PROBLEM TO WORK ON. Records follow. Select each line holding "习近平著作选读".

THE DATA.
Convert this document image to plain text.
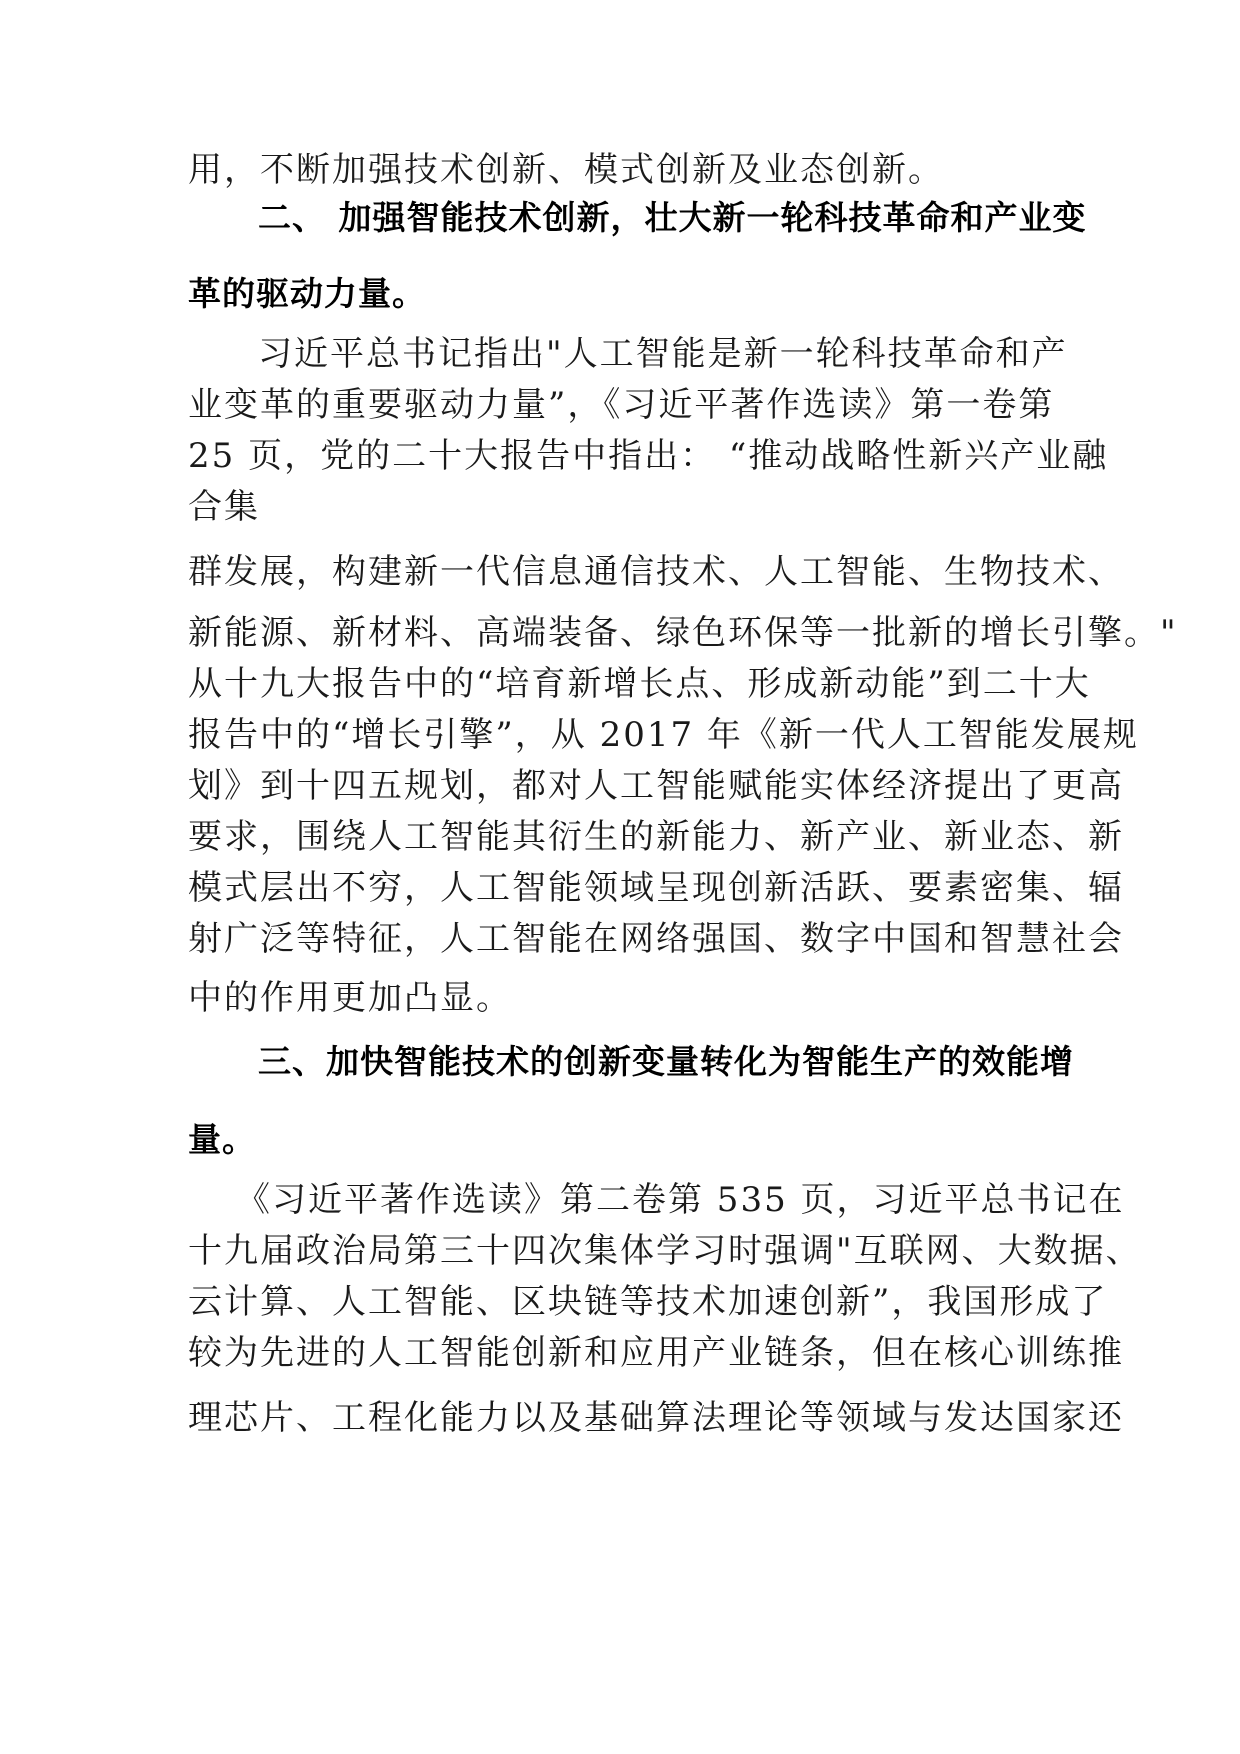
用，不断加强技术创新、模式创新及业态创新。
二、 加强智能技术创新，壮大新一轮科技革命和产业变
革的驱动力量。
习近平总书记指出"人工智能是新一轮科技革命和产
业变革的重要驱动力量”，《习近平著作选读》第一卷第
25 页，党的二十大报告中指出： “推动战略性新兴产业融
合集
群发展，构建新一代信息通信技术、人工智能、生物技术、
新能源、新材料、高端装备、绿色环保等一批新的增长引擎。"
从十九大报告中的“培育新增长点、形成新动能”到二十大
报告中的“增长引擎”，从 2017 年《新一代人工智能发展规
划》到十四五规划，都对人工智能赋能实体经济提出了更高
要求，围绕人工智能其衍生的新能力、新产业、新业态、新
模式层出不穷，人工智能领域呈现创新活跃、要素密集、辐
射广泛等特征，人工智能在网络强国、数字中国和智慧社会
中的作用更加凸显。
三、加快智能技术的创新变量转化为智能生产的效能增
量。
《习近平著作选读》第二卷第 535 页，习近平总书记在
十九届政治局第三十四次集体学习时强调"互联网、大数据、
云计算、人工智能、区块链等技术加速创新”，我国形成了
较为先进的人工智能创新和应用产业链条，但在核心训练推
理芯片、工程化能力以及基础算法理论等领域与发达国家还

EXPECTED ANSWER.
业变革的重要驱动力量”，《习近平著作选读》第一卷第
《习近平著作选读》第二卷第 535 页，习近平总书记在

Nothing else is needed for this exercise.